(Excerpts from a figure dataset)
════════════════

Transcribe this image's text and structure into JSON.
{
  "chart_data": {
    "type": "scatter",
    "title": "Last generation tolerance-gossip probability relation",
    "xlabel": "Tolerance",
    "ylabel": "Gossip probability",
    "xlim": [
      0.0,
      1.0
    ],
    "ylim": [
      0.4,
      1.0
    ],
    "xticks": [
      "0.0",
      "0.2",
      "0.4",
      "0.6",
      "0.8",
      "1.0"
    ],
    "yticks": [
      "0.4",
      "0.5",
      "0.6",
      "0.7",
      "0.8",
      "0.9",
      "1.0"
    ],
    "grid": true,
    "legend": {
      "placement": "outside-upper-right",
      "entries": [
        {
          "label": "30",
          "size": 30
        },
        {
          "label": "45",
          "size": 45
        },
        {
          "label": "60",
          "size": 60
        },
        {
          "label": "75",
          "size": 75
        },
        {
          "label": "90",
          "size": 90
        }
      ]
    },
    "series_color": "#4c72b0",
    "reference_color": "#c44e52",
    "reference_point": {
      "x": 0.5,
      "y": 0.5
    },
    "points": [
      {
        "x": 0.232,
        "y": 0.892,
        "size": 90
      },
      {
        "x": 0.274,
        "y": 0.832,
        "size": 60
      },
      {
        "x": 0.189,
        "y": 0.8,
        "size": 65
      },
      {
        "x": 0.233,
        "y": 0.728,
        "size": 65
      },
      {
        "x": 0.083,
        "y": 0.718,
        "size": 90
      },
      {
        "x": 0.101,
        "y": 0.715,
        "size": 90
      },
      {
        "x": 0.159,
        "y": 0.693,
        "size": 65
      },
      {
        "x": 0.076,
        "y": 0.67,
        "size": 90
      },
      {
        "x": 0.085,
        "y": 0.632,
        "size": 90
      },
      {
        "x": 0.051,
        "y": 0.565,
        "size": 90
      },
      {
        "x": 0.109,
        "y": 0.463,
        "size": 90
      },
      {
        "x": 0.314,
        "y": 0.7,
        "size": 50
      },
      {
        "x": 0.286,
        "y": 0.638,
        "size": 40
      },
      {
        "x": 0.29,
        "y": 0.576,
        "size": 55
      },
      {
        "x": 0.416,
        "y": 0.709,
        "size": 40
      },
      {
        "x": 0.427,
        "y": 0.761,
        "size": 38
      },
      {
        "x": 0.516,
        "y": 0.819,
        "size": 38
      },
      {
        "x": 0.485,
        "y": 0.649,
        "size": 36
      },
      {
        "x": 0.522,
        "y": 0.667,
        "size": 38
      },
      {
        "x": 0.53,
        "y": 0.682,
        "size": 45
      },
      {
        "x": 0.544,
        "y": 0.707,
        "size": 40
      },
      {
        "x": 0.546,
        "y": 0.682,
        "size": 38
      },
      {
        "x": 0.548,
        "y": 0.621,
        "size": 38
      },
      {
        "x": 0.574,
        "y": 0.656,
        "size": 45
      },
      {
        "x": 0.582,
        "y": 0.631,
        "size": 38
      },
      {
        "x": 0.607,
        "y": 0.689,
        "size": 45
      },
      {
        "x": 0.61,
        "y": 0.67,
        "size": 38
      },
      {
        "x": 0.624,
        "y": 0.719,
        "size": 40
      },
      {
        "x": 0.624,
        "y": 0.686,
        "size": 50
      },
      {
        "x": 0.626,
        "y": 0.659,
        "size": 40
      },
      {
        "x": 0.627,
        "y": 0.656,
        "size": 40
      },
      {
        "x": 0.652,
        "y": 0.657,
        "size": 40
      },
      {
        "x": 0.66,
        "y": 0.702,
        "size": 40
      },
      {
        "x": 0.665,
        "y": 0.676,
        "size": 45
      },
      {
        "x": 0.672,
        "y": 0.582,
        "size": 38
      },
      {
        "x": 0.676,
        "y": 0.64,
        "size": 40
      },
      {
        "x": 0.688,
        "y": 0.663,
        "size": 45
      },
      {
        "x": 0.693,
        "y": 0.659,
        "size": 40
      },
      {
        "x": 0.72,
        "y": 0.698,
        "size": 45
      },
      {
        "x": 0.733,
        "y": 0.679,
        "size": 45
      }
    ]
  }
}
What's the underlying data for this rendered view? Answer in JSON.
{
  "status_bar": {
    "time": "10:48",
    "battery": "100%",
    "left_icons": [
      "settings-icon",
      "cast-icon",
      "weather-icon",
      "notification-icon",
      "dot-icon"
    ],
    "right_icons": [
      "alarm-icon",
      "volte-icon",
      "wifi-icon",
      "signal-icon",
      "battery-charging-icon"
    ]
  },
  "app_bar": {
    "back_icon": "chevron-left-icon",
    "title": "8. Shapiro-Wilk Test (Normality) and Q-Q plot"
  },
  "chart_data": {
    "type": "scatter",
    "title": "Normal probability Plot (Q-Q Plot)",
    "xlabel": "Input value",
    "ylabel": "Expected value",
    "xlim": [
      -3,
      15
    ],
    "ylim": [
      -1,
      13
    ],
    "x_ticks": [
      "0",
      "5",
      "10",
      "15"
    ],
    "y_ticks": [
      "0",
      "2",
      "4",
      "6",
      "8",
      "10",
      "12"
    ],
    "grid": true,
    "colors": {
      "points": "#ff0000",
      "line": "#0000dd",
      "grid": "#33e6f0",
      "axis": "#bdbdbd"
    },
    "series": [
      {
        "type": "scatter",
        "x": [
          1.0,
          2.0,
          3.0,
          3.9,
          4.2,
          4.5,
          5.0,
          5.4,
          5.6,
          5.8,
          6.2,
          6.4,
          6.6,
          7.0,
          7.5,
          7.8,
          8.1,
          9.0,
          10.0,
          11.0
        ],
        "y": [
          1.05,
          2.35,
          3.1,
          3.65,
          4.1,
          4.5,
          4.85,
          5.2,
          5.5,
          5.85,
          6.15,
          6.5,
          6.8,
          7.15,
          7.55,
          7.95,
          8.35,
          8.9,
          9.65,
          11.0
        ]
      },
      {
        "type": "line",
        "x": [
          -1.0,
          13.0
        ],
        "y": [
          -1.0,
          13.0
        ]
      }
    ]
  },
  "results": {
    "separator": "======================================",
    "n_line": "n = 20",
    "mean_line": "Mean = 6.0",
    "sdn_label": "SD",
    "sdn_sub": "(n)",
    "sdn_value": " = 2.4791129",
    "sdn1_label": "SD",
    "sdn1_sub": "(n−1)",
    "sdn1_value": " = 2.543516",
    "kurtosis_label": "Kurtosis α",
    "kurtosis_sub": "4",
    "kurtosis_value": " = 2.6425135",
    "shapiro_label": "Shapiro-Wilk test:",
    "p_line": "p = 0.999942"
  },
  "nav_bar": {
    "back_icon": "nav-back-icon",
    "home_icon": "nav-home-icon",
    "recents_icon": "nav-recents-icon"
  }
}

════════════════

_To do_
From the entries above, return each line with the word "JSON" in it.

_Solved exercise_
Transcribe this image's text and structure into JSON.
What's the underlying data for this rendered view? Answer in JSON.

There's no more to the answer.